- _PROBLEM TO SOLVE_: Repeat the records verbatim and leave the pictures out of your copy.

-- begin ROWS --

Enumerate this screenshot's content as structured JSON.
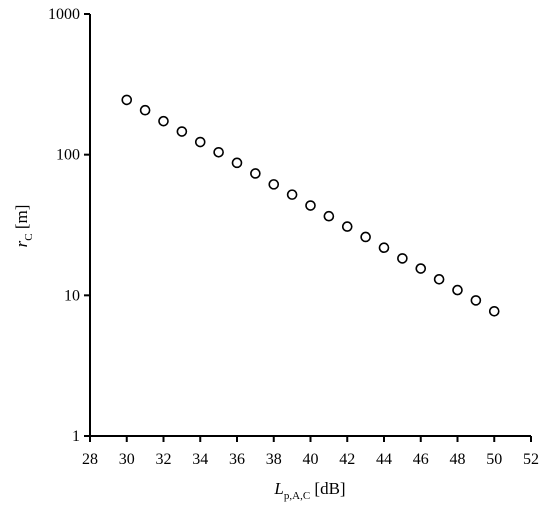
{
  "chart_data": {
    "type": "scatter",
    "x": [
      30,
      31,
      32,
      33,
      34,
      35,
      36,
      37,
      38,
      39,
      40,
      41,
      42,
      43,
      44,
      45,
      46,
      47,
      48,
      49,
      50
    ],
    "y": [
      245,
      207,
      173,
      146,
      123,
      104,
      87.5,
      73.5,
      61.5,
      52,
      43.5,
      36.5,
      30.8,
      26,
      21.8,
      18.3,
      15.5,
      13,
      10.9,
      9.2,
      7.7
    ],
    "xlim": [
      28,
      52
    ],
    "ylim": [
      1,
      1000
    ],
    "yscale": "log",
    "x_ticks": [
      "28",
      "30",
      "32",
      "34",
      "36",
      "38",
      "40",
      "42",
      "44",
      "46",
      "48",
      "50",
      "52"
    ],
    "y_ticks": [
      "1",
      "10",
      "100",
      "1000"
    ],
    "xlabel": {
      "main": "L",
      "sub": "p,A,C",
      "unit": " [dB]"
    },
    "ylabel": {
      "main": "r",
      "sub": "C",
      "unit": " [m]"
    },
    "grid": false,
    "marker": "open-circle",
    "marker_color": "#000000"
  }
}
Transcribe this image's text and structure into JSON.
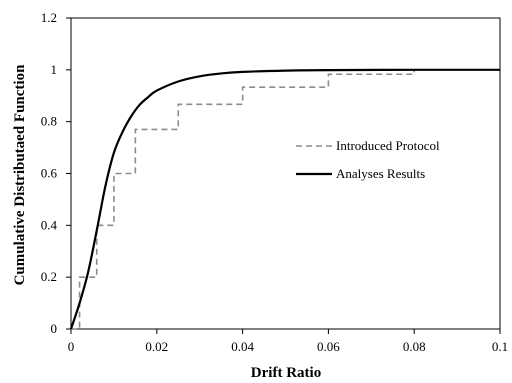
{
  "chart_data": {
    "type": "line",
    "title": "",
    "xlabel": "Drift Ratio",
    "ylabel": "Cumulative Distributaed Function",
    "xlim": [
      0,
      0.1
    ],
    "ylim": [
      0,
      1.2
    ],
    "xticks": [
      0,
      0.02,
      0.04,
      0.06,
      0.08,
      0.1
    ],
    "xtick_labels": [
      "0",
      "0.02",
      "0.04",
      "0.06",
      "0.08",
      "0.1"
    ],
    "yticks": [
      0,
      0.2,
      0.4,
      0.6,
      0.8,
      1,
      1.2
    ],
    "ytick_labels": [
      "0",
      "0.2",
      "0.4",
      "0.6",
      "0.8",
      "1",
      "1.2"
    ],
    "grid": false,
    "legend_position": "right",
    "series": [
      {
        "name": "Introduced Protocol",
        "style": "dashed-step",
        "color": "#8c8c8c",
        "x": [
          0,
          0.002,
          0.002,
          0.006,
          0.006,
          0.01,
          0.01,
          0.015,
          0.015,
          0.025,
          0.025,
          0.04,
          0.04,
          0.06,
          0.06,
          0.08,
          0.08
        ],
        "y": [
          0,
          0,
          0.2,
          0.2,
          0.4,
          0.4,
          0.6,
          0.6,
          0.77,
          0.77,
          0.867,
          0.867,
          0.933,
          0.933,
          0.983,
          0.983,
          1.0
        ]
      },
      {
        "name": "Analyses Results",
        "style": "solid",
        "color": "#000000",
        "x": [
          0,
          0.002,
          0.004,
          0.006,
          0.008,
          0.01,
          0.012,
          0.014,
          0.016,
          0.018,
          0.02,
          0.025,
          0.03,
          0.035,
          0.04,
          0.05,
          0.06,
          0.08,
          0.1
        ],
        "y": [
          0,
          0.1,
          0.22,
          0.38,
          0.55,
          0.68,
          0.76,
          0.82,
          0.865,
          0.895,
          0.92,
          0.955,
          0.975,
          0.986,
          0.992,
          0.997,
          0.999,
          1.0,
          1.0
        ]
      }
    ]
  }
}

-- end ROWS --

- _SOLUTION_:
Enumerate this screenshot's content as structured JSON.
{
  "chart_data": {
    "type": "scatter",
    "x": [
      30,
      31,
      32,
      33,
      34,
      35,
      36,
      37,
      38,
      39,
      40,
      41,
      42,
      43,
      44,
      45,
      46,
      47,
      48,
      49,
      50
    ],
    "y": [
      245,
      207,
      173,
      146,
      123,
      104,
      87.5,
      73.5,
      61.5,
      52,
      43.5,
      36.5,
      30.8,
      26,
      21.8,
      18.3,
      15.5,
      13,
      10.9,
      9.2,
      7.7
    ],
    "xlim": [
      28,
      52
    ],
    "ylim": [
      1,
      1000
    ],
    "yscale": "log",
    "x_ticks": [
      "28",
      "30",
      "32",
      "34",
      "36",
      "38",
      "40",
      "42",
      "44",
      "46",
      "48",
      "50",
      "52"
    ],
    "y_ticks": [
      "1",
      "10",
      "100",
      "1000"
    ],
    "xlabel": {
      "main": "L",
      "sub": "p,A,C",
      "unit": " [dB]"
    },
    "ylabel": {
      "main": "r",
      "sub": "C",
      "unit": " [m]"
    },
    "grid": false,
    "marker": "open-circle",
    "marker_color": "#000000"
  }
}
Transcribe this image's text and structure into JSON.
{
  "chart_data": {
    "type": "line",
    "title": "",
    "xlabel": "Drift Ratio",
    "ylabel": "Cumulative Distributaed Function",
    "xlim": [
      0,
      0.1
    ],
    "ylim": [
      0,
      1.2
    ],
    "xticks": [
      0,
      0.02,
      0.04,
      0.06,
      0.08,
      0.1
    ],
    "xtick_labels": [
      "0",
      "0.02",
      "0.04",
      "0.06",
      "0.08",
      "0.1"
    ],
    "yticks": [
      0,
      0.2,
      0.4,
      0.6,
      0.8,
      1,
      1.2
    ],
    "ytick_labels": [
      "0",
      "0.2",
      "0.4",
      "0.6",
      "0.8",
      "1",
      "1.2"
    ],
    "grid": false,
    "legend_position": "right",
    "series": [
      {
        "name": "Introduced Protocol",
        "style": "dashed-step",
        "color": "#8c8c8c",
        "x": [
          0,
          0.002,
          0.002,
          0.006,
          0.006,
          0.01,
          0.01,
          0.015,
          0.015,
          0.025,
          0.025,
          0.04,
          0.04,
          0.06,
          0.06,
          0.08,
          0.08
        ],
        "y": [
          0,
          0,
          0.2,
          0.2,
          0.4,
          0.4,
          0.6,
          0.6,
          0.77,
          0.77,
          0.867,
          0.867,
          0.933,
          0.933,
          0.983,
          0.983,
          1.0
        ]
      },
      {
        "name": "Analyses Results",
        "style": "solid",
        "color": "#000000",
        "x": [
          0,
          0.002,
          0.004,
          0.006,
          0.008,
          0.01,
          0.012,
          0.014,
          0.016,
          0.018,
          0.02,
          0.025,
          0.03,
          0.035,
          0.04,
          0.05,
          0.06,
          0.08,
          0.1
        ],
        "y": [
          0,
          0.1,
          0.22,
          0.38,
          0.55,
          0.68,
          0.76,
          0.82,
          0.865,
          0.895,
          0.92,
          0.955,
          0.975,
          0.986,
          0.992,
          0.997,
          0.999,
          1.0,
          1.0
        ]
      }
    ]
  }
}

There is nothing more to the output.